(Data excerpts)
▬▬▬▬▬▬▬▬▬▬

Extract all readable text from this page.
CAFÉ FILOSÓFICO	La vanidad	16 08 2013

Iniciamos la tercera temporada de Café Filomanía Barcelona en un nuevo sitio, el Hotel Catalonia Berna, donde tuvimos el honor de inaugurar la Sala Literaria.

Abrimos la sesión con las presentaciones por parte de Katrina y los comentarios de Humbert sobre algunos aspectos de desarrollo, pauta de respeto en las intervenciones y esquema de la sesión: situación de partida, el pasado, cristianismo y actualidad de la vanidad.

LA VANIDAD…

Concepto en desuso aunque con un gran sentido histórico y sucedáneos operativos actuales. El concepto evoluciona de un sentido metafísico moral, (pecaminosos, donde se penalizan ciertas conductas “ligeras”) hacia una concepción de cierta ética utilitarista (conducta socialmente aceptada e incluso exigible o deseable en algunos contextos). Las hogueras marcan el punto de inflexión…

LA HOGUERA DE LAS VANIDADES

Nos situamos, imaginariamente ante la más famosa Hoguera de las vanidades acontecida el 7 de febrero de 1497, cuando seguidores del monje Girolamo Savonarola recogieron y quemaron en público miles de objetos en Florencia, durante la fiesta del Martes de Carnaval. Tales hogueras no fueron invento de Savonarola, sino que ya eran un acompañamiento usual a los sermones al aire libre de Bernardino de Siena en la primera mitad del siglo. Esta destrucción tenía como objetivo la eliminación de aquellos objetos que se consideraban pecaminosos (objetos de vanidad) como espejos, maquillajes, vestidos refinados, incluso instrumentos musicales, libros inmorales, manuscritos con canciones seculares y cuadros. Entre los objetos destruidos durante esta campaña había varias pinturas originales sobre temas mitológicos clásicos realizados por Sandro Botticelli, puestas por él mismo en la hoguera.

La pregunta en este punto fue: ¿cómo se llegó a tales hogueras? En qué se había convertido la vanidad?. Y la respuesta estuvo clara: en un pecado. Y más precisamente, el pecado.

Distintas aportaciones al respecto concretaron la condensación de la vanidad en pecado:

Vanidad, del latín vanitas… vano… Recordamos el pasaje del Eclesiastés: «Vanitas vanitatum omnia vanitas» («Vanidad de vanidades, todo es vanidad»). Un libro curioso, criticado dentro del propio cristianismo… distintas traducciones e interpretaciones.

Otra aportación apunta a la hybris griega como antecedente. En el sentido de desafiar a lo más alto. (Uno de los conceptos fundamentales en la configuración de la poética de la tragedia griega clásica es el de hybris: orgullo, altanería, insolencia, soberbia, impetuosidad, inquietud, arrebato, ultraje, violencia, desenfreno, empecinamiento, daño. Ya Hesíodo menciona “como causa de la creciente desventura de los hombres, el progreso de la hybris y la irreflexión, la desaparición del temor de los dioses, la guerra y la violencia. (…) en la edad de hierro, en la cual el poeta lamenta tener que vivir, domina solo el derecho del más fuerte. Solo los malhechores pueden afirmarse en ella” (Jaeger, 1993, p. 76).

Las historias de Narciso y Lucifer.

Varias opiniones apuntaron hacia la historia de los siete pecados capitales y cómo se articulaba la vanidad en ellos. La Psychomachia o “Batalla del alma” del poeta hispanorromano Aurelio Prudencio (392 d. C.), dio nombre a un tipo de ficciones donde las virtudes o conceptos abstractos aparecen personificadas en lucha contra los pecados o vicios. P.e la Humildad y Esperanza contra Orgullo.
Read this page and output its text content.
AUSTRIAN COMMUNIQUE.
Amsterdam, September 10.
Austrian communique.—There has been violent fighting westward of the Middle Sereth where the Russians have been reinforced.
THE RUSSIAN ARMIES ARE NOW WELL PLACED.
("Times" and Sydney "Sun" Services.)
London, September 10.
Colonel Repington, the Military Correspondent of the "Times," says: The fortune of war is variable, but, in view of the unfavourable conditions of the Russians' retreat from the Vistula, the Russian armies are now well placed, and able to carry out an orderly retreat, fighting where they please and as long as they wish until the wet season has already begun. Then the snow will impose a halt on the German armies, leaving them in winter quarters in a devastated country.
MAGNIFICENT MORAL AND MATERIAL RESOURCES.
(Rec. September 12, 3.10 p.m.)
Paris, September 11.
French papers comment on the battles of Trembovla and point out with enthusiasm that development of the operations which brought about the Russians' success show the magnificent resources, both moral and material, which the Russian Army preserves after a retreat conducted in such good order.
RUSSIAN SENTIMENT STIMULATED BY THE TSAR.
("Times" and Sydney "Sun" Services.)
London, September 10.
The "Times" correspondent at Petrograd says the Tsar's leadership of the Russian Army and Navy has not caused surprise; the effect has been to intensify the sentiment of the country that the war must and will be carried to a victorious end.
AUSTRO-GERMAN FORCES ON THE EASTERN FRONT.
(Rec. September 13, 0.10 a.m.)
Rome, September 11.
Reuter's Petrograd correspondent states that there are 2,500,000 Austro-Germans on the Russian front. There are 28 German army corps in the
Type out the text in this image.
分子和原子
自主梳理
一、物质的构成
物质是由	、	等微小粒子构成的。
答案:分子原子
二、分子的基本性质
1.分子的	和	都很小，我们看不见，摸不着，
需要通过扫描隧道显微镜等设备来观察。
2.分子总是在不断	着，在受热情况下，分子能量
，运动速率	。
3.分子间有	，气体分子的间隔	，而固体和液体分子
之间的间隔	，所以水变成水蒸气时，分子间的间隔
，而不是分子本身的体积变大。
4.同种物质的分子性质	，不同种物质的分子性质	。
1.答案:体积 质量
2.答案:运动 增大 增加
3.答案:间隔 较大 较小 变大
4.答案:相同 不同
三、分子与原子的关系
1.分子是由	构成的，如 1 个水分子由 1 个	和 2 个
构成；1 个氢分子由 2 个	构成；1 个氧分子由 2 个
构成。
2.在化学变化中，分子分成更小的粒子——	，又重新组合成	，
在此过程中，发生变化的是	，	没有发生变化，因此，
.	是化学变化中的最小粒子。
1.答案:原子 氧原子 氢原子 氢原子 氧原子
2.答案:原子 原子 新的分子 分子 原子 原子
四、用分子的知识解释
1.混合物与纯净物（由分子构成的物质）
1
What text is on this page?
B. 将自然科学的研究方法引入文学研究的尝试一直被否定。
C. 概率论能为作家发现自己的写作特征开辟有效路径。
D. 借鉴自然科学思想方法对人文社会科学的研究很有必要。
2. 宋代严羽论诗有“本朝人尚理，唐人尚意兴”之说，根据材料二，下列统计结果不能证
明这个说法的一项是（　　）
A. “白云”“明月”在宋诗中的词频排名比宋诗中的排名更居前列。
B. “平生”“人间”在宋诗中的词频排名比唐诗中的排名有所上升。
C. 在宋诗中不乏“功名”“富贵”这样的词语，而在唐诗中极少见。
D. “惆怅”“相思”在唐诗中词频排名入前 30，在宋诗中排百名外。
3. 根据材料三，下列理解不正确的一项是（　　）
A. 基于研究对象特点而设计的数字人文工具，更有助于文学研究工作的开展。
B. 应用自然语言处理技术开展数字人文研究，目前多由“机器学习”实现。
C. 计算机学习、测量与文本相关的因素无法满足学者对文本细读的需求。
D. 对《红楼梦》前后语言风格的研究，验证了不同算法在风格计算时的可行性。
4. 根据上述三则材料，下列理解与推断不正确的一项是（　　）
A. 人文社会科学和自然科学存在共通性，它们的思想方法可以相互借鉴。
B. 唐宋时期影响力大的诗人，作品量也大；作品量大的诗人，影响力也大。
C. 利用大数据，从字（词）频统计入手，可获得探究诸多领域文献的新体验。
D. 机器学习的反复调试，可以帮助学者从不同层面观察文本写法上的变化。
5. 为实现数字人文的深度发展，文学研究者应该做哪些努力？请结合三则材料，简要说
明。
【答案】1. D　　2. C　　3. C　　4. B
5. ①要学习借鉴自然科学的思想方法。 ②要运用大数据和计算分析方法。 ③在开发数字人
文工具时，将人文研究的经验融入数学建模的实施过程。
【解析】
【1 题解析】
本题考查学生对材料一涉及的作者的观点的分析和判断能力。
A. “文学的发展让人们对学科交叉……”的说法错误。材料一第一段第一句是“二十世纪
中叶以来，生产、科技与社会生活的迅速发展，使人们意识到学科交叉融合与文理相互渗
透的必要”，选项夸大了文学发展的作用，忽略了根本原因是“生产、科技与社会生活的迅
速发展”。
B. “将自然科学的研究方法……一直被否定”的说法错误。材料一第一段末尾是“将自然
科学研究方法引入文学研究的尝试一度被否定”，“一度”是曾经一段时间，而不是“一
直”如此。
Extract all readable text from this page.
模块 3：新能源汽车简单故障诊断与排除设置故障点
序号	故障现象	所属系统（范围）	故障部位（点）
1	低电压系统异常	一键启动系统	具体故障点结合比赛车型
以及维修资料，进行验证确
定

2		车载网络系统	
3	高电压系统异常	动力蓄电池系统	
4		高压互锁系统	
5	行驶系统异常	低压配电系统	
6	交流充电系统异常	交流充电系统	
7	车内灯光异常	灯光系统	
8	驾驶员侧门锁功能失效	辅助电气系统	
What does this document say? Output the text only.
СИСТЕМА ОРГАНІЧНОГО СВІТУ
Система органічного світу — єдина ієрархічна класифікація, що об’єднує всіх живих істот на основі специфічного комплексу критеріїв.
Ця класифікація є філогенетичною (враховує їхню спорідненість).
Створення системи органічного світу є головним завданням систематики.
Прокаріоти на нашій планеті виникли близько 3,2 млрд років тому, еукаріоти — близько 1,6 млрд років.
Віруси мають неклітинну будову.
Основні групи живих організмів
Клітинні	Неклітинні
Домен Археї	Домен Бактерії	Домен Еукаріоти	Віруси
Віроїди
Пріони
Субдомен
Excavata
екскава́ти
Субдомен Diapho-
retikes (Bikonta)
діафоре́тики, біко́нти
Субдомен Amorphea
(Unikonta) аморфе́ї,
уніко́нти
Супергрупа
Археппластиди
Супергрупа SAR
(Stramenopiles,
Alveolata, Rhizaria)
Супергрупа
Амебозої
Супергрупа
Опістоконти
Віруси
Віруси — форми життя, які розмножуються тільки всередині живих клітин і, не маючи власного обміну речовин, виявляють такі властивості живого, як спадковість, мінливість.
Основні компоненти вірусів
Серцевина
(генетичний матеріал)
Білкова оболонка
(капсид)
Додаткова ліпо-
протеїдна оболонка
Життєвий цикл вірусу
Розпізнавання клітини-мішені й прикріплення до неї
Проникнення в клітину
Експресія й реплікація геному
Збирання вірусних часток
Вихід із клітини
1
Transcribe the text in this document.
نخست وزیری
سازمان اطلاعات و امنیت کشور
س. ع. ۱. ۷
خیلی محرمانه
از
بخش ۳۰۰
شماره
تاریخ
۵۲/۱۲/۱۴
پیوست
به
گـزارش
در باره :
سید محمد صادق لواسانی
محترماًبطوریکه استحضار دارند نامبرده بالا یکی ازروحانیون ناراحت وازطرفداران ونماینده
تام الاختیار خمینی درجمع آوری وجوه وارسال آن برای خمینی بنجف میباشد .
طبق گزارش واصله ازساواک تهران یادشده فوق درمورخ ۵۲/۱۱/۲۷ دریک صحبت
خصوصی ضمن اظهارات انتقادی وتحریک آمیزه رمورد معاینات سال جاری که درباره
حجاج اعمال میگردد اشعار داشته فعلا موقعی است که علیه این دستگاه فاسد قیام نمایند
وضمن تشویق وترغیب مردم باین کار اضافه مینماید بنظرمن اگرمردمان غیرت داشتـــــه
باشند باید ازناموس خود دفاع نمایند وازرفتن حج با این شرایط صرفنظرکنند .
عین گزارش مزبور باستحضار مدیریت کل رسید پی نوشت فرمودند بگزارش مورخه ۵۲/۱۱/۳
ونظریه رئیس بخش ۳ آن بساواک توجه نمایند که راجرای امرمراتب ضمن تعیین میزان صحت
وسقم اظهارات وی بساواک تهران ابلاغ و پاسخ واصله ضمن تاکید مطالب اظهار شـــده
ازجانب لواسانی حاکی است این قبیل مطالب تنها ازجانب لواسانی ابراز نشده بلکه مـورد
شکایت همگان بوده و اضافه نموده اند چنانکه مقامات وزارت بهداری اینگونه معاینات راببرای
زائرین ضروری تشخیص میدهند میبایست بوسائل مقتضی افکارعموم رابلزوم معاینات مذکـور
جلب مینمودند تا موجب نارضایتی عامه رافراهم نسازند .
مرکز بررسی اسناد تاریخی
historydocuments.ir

▬▬▬▬▬▬▬▬▬▬

Task to complete: Copy each line containing the word "گزارش" from the data.

Exercise response:
طبق گزارش واصله ازساواک تهران یادشده فوق درمورخ ۵۲/۱۱/۲۷ دریک صحبت
عین گزارش مزبور باستحضار مدیریت کل رسید پی نوشت فرمودند بگزارش مورخه ۵۲/۱۱/۳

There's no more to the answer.